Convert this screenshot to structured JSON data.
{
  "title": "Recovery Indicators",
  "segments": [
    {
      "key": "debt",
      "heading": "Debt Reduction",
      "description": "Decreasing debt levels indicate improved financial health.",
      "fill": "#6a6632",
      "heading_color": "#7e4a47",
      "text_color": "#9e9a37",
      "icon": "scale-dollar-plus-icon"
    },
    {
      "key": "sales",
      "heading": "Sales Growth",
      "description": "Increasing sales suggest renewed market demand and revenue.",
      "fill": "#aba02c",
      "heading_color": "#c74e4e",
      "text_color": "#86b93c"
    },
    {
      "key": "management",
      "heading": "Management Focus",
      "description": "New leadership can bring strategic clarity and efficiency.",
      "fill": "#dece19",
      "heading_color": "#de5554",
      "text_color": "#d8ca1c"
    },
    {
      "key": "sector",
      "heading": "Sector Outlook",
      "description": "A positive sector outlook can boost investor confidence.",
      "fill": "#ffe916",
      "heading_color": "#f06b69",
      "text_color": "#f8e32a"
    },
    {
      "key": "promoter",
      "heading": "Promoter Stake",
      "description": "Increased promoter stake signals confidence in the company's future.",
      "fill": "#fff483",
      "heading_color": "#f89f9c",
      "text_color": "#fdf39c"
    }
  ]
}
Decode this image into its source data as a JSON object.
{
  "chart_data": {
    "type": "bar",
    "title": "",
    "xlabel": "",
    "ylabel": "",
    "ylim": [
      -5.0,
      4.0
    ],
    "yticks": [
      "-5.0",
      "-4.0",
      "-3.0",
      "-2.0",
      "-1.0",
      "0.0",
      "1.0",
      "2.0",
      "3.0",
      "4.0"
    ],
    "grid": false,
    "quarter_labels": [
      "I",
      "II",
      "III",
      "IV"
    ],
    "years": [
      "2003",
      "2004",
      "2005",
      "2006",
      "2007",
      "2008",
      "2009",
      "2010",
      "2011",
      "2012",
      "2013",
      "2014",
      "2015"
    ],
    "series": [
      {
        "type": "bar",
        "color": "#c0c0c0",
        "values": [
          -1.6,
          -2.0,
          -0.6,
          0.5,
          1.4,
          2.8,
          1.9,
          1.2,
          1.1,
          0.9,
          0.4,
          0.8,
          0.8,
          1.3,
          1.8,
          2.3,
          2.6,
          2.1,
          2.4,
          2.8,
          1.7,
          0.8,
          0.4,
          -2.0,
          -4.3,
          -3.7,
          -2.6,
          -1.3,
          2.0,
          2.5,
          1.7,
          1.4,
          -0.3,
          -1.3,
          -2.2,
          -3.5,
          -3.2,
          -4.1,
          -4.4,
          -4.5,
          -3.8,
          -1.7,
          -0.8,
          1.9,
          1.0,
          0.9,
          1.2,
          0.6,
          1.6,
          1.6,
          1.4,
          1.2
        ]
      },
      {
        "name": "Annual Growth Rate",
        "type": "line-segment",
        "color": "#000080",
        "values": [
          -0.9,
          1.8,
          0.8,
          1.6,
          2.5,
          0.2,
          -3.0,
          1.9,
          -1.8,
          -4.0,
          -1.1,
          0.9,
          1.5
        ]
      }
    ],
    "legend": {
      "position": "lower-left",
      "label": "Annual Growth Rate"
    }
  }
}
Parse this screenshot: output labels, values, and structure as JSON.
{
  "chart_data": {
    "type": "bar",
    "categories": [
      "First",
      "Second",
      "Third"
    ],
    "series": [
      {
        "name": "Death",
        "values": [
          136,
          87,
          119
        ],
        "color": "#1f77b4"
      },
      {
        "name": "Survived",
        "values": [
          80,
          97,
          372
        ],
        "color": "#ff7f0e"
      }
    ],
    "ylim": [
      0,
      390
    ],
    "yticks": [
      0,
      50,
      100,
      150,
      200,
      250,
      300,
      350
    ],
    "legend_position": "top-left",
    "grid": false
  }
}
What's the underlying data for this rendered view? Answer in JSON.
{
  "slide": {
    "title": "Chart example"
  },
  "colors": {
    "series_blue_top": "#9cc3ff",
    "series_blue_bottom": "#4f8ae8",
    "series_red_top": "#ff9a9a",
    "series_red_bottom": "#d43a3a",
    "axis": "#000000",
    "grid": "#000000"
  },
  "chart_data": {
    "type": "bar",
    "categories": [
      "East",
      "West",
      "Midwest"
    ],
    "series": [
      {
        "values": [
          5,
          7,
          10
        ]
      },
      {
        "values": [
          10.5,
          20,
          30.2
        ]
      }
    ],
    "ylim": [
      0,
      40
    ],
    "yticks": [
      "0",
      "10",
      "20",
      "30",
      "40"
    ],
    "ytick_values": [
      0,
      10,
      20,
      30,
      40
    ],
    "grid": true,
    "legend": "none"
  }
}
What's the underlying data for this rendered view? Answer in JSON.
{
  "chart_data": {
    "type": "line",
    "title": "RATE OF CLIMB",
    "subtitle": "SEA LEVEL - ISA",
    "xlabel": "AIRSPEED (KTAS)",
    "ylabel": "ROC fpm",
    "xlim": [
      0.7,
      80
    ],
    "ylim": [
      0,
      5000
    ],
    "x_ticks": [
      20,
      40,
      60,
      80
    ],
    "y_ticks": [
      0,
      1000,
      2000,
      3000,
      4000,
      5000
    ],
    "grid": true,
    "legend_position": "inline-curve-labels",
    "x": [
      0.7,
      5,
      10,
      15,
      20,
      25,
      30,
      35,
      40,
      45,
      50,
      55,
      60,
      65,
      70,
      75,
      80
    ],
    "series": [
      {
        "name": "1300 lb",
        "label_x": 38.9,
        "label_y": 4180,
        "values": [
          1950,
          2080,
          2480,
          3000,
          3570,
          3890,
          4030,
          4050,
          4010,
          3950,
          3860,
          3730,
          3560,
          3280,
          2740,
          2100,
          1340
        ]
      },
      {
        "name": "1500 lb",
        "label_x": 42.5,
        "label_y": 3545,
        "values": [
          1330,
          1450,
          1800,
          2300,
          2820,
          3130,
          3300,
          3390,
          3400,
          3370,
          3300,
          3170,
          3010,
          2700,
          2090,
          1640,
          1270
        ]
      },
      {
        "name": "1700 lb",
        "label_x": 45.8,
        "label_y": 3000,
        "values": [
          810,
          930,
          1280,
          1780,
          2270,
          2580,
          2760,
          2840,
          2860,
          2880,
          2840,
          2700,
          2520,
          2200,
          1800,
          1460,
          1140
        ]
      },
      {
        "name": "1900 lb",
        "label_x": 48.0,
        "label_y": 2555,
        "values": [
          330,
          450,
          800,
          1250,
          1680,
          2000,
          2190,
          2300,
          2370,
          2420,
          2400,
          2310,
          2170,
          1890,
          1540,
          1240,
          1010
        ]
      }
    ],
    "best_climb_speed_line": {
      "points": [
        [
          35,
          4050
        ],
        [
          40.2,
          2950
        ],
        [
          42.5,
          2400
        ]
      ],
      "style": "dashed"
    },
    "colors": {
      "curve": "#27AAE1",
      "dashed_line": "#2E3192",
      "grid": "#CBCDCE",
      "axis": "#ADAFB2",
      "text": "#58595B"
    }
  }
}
____________
Exercise prompt:
Output the full listing without altering anything.

Task response:
Convert this screenshot to structured JSON data.
{
  "title": "Recovery Indicators",
  "segments": [
    {
      "key": "debt",
      "heading": "Debt Reduction",
      "description": "Decreasing debt levels indicate improved financial health.",
      "fill": "#6a6632",
      "heading_color": "#7e4a47",
      "text_color": "#9e9a37",
      "icon": "scale-dollar-plus-icon"
    },
    {
      "key": "sales",
      "heading": "Sales Growth",
      "description": "Increasing sales suggest renewed market demand and revenue.",
      "fill": "#aba02c",
      "heading_color": "#c74e4e",
      "text_color": "#86b93c"
    },
    {
      "key": "management",
      "heading": "Management Focus",
      "description": "New leadership can bring strategic clarity and efficiency.",
      "fill": "#dece19",
      "heading_color": "#de5554",
      "text_color": "#d8ca1c"
    },
    {
      "key": "sector",
      "heading": "Sector Outlook",
      "description": "A positive sector outlook can boost investor confidence.",
      "fill": "#ffe916",
      "heading_color": "#f06b69",
      "text_color": "#f8e32a"
    },
    {
      "key": "promoter",
      "heading": "Promoter Stake",
      "description": "Increased promoter stake signals confidence in the company's future.",
      "fill": "#fff483",
      "heading_color": "#f89f9c",
      "text_color": "#fdf39c"
    }
  ]
}
Decode this image into its source data as a JSON object.
{
  "chart_data": {
    "type": "bar",
    "title": "",
    "xlabel": "",
    "ylabel": "",
    "ylim": [
      -5.0,
      4.0
    ],
    "yticks": [
      "-5.0",
      "-4.0",
      "-3.0",
      "-2.0",
      "-1.0",
      "0.0",
      "1.0",
      "2.0",
      "3.0",
      "4.0"
    ],
    "grid": false,
    "quarter_labels": [
      "I",
      "II",
      "III",
      "IV"
    ],
    "years": [
      "2003",
      "2004",
      "2005",
      "2006",
      "2007",
      "2008",
      "2009",
      "2010",
      "2011",
      "2012",
      "2013",
      "2014",
      "2015"
    ],
    "series": [
      {
        "type": "bar",
        "color": "#c0c0c0",
        "values": [
          -1.6,
          -2.0,
          -0.6,
          0.5,
          1.4,
          2.8,
          1.9,
          1.2,
          1.1,
          0.9,
          0.4,
          0.8,
          0.8,
          1.3,
          1.8,
          2.3,
          2.6,
          2.1,
          2.4,
          2.8,
          1.7,
          0.8,
          0.4,
          -2.0,
          -4.3,
          -3.7,
          -2.6,
          -1.3,
          2.0,
          2.5,
          1.7,
          1.4,
          -0.3,
          -1.3,
          -2.2,
          -3.5,
          -3.2,
          -4.1,
          -4.4,
          -4.5,
          -3.8,
          -1.7,
          -0.8,
          1.9,
          1.0,
          0.9,
          1.2,
          0.6,
          1.6,
          1.6,
          1.4,
          1.2
        ]
      },
      {
        "name": "Annual Growth Rate",
        "type": "line-segment",
        "color": "#000080",
        "values": [
          -0.9,
          1.8,
          0.8,
          1.6,
          2.5,
          0.2,
          -3.0,
          1.9,
          -1.8,
          -4.0,
          -1.1,
          0.9,
          1.5
        ]
      }
    ],
    "legend": {
      "position": "lower-left",
      "label": "Annual Growth Rate"
    }
  }
}
Parse this screenshot: output labels, values, and structure as JSON.
{
  "chart_data": {
    "type": "bar",
    "categories": [
      "First",
      "Second",
      "Third"
    ],
    "series": [
      {
        "name": "Death",
        "values": [
          136,
          87,
          119
        ],
        "color": "#1f77b4"
      },
      {
        "name": "Survived",
        "values": [
          80,
          97,
          372
        ],
        "color": "#ff7f0e"
      }
    ],
    "ylim": [
      0,
      390
    ],
    "yticks": [
      0,
      50,
      100,
      150,
      200,
      250,
      300,
      350
    ],
    "legend_position": "top-left",
    "grid": false
  }
}
What's the underlying data for this rendered view? Answer in JSON.
{
  "slide": {
    "title": "Chart example"
  },
  "colors": {
    "series_blue_top": "#9cc3ff",
    "series_blue_bottom": "#4f8ae8",
    "series_red_top": "#ff9a9a",
    "series_red_bottom": "#d43a3a",
    "axis": "#000000",
    "grid": "#000000"
  },
  "chart_data": {
    "type": "bar",
    "categories": [
      "East",
      "West",
      "Midwest"
    ],
    "series": [
      {
        "values": [
          5,
          7,
          10
        ]
      },
      {
        "values": [
          10.5,
          20,
          30.2
        ]
      }
    ],
    "ylim": [
      0,
      40
    ],
    "yticks": [
      "0",
      "10",
      "20",
      "30",
      "40"
    ],
    "ytick_values": [
      0,
      10,
      20,
      30,
      40
    ],
    "grid": true,
    "legend": "none"
  }
}
What's the underlying data for this rendered view? Answer in JSON.
{
  "chart_data": {
    "type": "line",
    "title": "RATE OF CLIMB",
    "subtitle": "SEA LEVEL - ISA",
    "xlabel": "AIRSPEED (KTAS)",
    "ylabel": "ROC fpm",
    "xlim": [
      0.7,
      80
    ],
    "ylim": [
      0,
      5000
    ],
    "x_ticks": [
      20,
      40,
      60,
      80
    ],
    "y_ticks": [
      0,
      1000,
      2000,
      3000,
      4000,
      5000
    ],
    "grid": true,
    "legend_position": "inline-curve-labels",
    "x": [
      0.7,
      5,
      10,
      15,
      20,
      25,
      30,
      35,
      40,
      45,
      50,
      55,
      60,
      65,
      70,
      75,
      80
    ],
    "series": [
      {
        "name": "1300 lb",
        "label_x": 38.9,
        "label_y": 4180,
        "values": [
          1950,
          2080,
          2480,
          3000,
          3570,
          3890,
          4030,
          4050,
          4010,
          3950,
          3860,
          3730,
          3560,
          3280,
          2740,
          2100,
          1340
        ]
      },
      {
        "name": "1500 lb",
        "label_x": 42.5,
        "label_y": 3545,
        "values": [
          1330,
          1450,
          1800,
          2300,
          2820,
          3130,
          3300,
          3390,
          3400,
          3370,
          3300,
          3170,
          3010,
          2700,
          2090,
          1640,
          1270
        ]
      },
      {
        "name": "1700 lb",
        "label_x": 45.8,
        "label_y": 3000,
        "values": [
          810,
          930,
          1280,
          1780,
          2270,
          2580,
          2760,
          2840,
          2860,
          2880,
          2840,
          2700,
          2520,
          2200,
          1800,
          1460,
          1140
        ]
      },
      {
        "name": "1900 lb",
        "label_x": 48.0,
        "label_y": 2555,
        "values": [
          330,
          450,
          800,
          1250,
          1680,
          2000,
          2190,
          2300,
          2370,
          2420,
          2400,
          2310,
          2170,
          1890,
          1540,
          1240,
          1010
        ]
      }
    ],
    "best_climb_speed_line": {
      "points": [
        [
          35,
          4050
        ],
        [
          40.2,
          2950
        ],
        [
          42.5,
          2400
        ]
      ],
      "style": "dashed"
    },
    "colors": {
      "curve": "#27AAE1",
      "dashed_line": "#2E3192",
      "grid": "#CBCDCE",
      "axis": "#ADAFB2",
      "text": "#58595B"
    }
  }
}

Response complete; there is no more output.